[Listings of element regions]
________________________________________

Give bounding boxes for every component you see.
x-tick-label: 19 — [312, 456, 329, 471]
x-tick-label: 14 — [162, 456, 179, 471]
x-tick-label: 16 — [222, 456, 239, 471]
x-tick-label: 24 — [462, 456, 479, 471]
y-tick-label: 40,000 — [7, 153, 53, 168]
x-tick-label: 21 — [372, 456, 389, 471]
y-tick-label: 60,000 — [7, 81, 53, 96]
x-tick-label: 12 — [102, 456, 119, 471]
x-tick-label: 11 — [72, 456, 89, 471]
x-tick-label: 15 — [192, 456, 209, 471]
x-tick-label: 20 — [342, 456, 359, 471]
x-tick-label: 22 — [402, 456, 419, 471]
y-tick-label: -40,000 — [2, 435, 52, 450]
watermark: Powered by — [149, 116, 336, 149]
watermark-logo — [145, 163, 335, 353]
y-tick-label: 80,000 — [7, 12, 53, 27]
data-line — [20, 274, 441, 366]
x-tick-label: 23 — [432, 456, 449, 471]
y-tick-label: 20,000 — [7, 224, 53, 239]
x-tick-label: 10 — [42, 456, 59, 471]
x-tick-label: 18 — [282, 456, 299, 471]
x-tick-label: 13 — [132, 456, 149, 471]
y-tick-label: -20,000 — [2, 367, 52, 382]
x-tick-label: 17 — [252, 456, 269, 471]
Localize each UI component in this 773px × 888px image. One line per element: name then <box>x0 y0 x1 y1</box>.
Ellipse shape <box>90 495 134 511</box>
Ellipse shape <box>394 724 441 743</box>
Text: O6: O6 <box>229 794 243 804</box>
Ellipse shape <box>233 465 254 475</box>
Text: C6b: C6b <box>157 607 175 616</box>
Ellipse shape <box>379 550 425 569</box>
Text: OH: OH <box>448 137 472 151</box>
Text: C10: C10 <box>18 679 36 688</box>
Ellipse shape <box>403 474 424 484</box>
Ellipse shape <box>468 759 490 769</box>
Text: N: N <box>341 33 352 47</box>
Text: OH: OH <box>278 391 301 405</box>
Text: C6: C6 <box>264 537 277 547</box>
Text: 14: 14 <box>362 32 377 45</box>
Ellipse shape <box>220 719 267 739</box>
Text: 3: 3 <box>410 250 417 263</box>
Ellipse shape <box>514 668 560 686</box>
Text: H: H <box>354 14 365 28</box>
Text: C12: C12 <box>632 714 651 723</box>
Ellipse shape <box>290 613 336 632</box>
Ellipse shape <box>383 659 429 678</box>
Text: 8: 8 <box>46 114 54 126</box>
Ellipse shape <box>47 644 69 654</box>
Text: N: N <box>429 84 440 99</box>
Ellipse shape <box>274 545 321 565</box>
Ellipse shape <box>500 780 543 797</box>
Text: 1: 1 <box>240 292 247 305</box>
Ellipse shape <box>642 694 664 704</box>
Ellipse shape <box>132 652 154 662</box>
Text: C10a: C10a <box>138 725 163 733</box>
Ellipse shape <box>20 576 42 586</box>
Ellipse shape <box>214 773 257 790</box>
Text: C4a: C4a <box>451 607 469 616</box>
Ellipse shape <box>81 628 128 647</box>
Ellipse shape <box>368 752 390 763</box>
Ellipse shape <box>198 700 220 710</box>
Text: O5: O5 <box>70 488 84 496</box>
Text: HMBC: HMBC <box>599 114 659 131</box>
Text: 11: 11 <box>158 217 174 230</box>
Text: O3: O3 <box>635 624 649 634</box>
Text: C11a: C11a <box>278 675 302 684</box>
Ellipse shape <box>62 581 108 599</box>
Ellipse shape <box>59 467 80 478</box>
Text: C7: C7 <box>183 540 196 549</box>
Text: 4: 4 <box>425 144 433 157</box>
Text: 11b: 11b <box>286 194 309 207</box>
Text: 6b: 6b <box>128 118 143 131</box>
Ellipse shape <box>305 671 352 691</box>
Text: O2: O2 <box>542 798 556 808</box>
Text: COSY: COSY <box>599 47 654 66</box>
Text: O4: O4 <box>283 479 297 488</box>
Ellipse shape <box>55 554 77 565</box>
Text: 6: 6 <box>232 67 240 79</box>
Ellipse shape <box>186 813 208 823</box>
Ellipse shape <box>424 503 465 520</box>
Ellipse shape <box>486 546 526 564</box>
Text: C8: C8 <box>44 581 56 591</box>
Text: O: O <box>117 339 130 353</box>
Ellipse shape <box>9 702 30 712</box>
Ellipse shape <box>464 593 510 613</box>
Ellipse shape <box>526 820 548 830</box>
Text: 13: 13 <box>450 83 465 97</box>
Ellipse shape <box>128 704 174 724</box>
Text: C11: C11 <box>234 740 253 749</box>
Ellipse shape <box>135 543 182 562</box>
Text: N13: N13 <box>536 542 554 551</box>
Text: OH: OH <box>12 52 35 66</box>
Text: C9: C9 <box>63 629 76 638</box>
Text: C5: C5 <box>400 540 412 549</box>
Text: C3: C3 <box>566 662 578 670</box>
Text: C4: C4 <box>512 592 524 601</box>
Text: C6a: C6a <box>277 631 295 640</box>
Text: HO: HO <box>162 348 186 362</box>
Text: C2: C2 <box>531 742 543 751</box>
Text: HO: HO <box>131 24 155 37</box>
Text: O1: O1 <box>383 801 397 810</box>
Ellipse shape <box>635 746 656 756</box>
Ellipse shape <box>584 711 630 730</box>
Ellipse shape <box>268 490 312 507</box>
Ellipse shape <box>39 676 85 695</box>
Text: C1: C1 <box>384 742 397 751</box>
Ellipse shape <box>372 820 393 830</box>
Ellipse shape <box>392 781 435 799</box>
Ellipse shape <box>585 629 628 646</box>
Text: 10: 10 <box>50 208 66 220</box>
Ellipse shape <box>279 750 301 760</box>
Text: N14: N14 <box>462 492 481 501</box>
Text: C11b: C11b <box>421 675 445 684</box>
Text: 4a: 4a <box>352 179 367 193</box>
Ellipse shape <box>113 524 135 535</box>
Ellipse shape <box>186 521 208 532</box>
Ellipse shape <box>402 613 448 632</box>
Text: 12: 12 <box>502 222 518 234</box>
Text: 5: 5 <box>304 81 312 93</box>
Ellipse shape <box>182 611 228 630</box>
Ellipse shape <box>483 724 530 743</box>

________________________________________

▸ **INSTRUCTIONS TO FOLLOW**
Copy every line of the entries above word for word, in the same order.

▸ **FINAL RESULT**
Give bounding boxes for every component you see.
x-tick-label: 19 — [312, 456, 329, 471]
x-tick-label: 14 — [162, 456, 179, 471]
x-tick-label: 16 — [222, 456, 239, 471]
x-tick-label: 24 — [462, 456, 479, 471]
y-tick-label: 40,000 — [7, 153, 53, 168]
x-tick-label: 21 — [372, 456, 389, 471]
y-tick-label: 60,000 — [7, 81, 53, 96]
x-tick-label: 12 — [102, 456, 119, 471]
x-tick-label: 11 — [72, 456, 89, 471]
x-tick-label: 15 — [192, 456, 209, 471]
x-tick-label: 20 — [342, 456, 359, 471]
x-tick-label: 22 — [402, 456, 419, 471]
y-tick-label: -40,000 — [2, 435, 52, 450]
watermark: Powered by — [149, 116, 336, 149]
watermark-logo — [145, 163, 335, 353]
y-tick-label: 80,000 — [7, 12, 53, 27]
data-line — [20, 274, 441, 366]
x-tick-label: 23 — [432, 456, 449, 471]
y-tick-label: 20,000 — [7, 224, 53, 239]
x-tick-label: 10 — [42, 456, 59, 471]
x-tick-label: 18 — [282, 456, 299, 471]
x-tick-label: 13 — [132, 456, 149, 471]
y-tick-label: -20,000 — [2, 367, 52, 382]
x-tick-label: 17 — [252, 456, 269, 471]
Localize each UI component in this 773px × 888px image. One line per element: name then <box>x0 y0 x1 y1</box>.
Ellipse shape <box>90 495 134 511</box>
Ellipse shape <box>394 724 441 743</box>
Text: O6: O6 <box>229 794 243 804</box>
Ellipse shape <box>233 465 254 475</box>
Text: C6b: C6b <box>157 607 175 616</box>
Ellipse shape <box>379 550 425 569</box>
Text: OH: OH <box>448 137 472 151</box>
Text: C10: C10 <box>18 679 36 688</box>
Ellipse shape <box>403 474 424 484</box>
Ellipse shape <box>468 759 490 769</box>
Text: N: N <box>341 33 352 47</box>
Text: OH: OH <box>278 391 301 405</box>
Text: C6: C6 <box>264 537 277 547</box>
Text: 14: 14 <box>362 32 377 45</box>
Ellipse shape <box>220 719 267 739</box>
Text: 3: 3 <box>410 250 417 263</box>
Ellipse shape <box>514 668 560 686</box>
Text: H: H <box>354 14 365 28</box>
Text: C12: C12 <box>632 714 651 723</box>
Ellipse shape <box>290 613 336 632</box>
Ellipse shape <box>383 659 429 678</box>
Text: 8: 8 <box>46 114 54 126</box>
Ellipse shape <box>47 644 69 654</box>
Text: N: N <box>429 84 440 99</box>
Ellipse shape <box>274 545 321 565</box>
Ellipse shape <box>500 780 543 797</box>
Text: 1: 1 <box>240 292 247 305</box>
Ellipse shape <box>642 694 664 704</box>
Ellipse shape <box>132 652 154 662</box>
Text: C10a: C10a <box>138 725 163 733</box>
Ellipse shape <box>20 576 42 586</box>
Ellipse shape <box>214 773 257 790</box>
Text: C4a: C4a <box>451 607 469 616</box>
Ellipse shape <box>81 628 128 647</box>
Ellipse shape <box>368 752 390 763</box>
Ellipse shape <box>198 700 220 710</box>
Text: O5: O5 <box>70 488 84 496</box>
Text: HMBC: HMBC <box>599 114 659 131</box>
Text: 11: 11 <box>158 217 174 230</box>
Text: O3: O3 <box>635 624 649 634</box>
Text: C11a: C11a <box>278 675 302 684</box>
Ellipse shape <box>62 581 108 599</box>
Ellipse shape <box>59 467 80 478</box>
Text: C7: C7 <box>183 540 196 549</box>
Text: 4: 4 <box>425 144 433 157</box>
Text: 11b: 11b <box>286 194 309 207</box>
Text: 6b: 6b <box>128 118 143 131</box>
Ellipse shape <box>305 671 352 691</box>
Text: O2: O2 <box>542 798 556 808</box>
Text: COSY: COSY <box>599 47 654 66</box>
Text: O4: O4 <box>283 479 297 488</box>
Ellipse shape <box>55 554 77 565</box>
Text: 6: 6 <box>232 67 240 79</box>
Ellipse shape <box>186 813 208 823</box>
Ellipse shape <box>424 503 465 520</box>
Ellipse shape <box>486 546 526 564</box>
Text: C8: C8 <box>44 581 56 591</box>
Text: O: O <box>117 339 130 353</box>
Ellipse shape <box>9 702 30 712</box>
Ellipse shape <box>464 593 510 613</box>
Ellipse shape <box>526 820 548 830</box>
Text: 13: 13 <box>450 83 465 97</box>
Ellipse shape <box>128 704 174 724</box>
Text: C11: C11 <box>234 740 253 749</box>
Ellipse shape <box>135 543 182 562</box>
Text: N13: N13 <box>536 542 554 551</box>
Text: OH: OH <box>12 52 35 66</box>
Text: C9: C9 <box>63 629 76 638</box>
Text: C5: C5 <box>400 540 412 549</box>
Text: C3: C3 <box>566 662 578 670</box>
Text: C4: C4 <box>512 592 524 601</box>
Text: C6a: C6a <box>277 631 295 640</box>
Text: HO: HO <box>162 348 186 362</box>
Text: C2: C2 <box>531 742 543 751</box>
Text: HO: HO <box>131 24 155 37</box>
Text: O1: O1 <box>383 801 397 810</box>
Ellipse shape <box>635 746 656 756</box>
Ellipse shape <box>584 711 630 730</box>
Ellipse shape <box>268 490 312 507</box>
Ellipse shape <box>39 676 85 695</box>
Text: C1: C1 <box>384 742 397 751</box>
Ellipse shape <box>372 820 393 830</box>
Ellipse shape <box>392 781 435 799</box>
Ellipse shape <box>585 629 628 646</box>
Text: 10: 10 <box>50 208 66 220</box>
Ellipse shape <box>279 750 301 760</box>
Text: N14: N14 <box>462 492 481 501</box>
Text: C11b: C11b <box>421 675 445 684</box>
Text: 4a: 4a <box>352 179 367 193</box>
Ellipse shape <box>113 524 135 535</box>
Ellipse shape <box>186 521 208 532</box>
Ellipse shape <box>402 613 448 632</box>
Text: 12: 12 <box>502 222 518 234</box>
Text: 5: 5 <box>304 81 312 93</box>
Ellipse shape <box>182 611 228 630</box>
Ellipse shape <box>483 724 530 743</box>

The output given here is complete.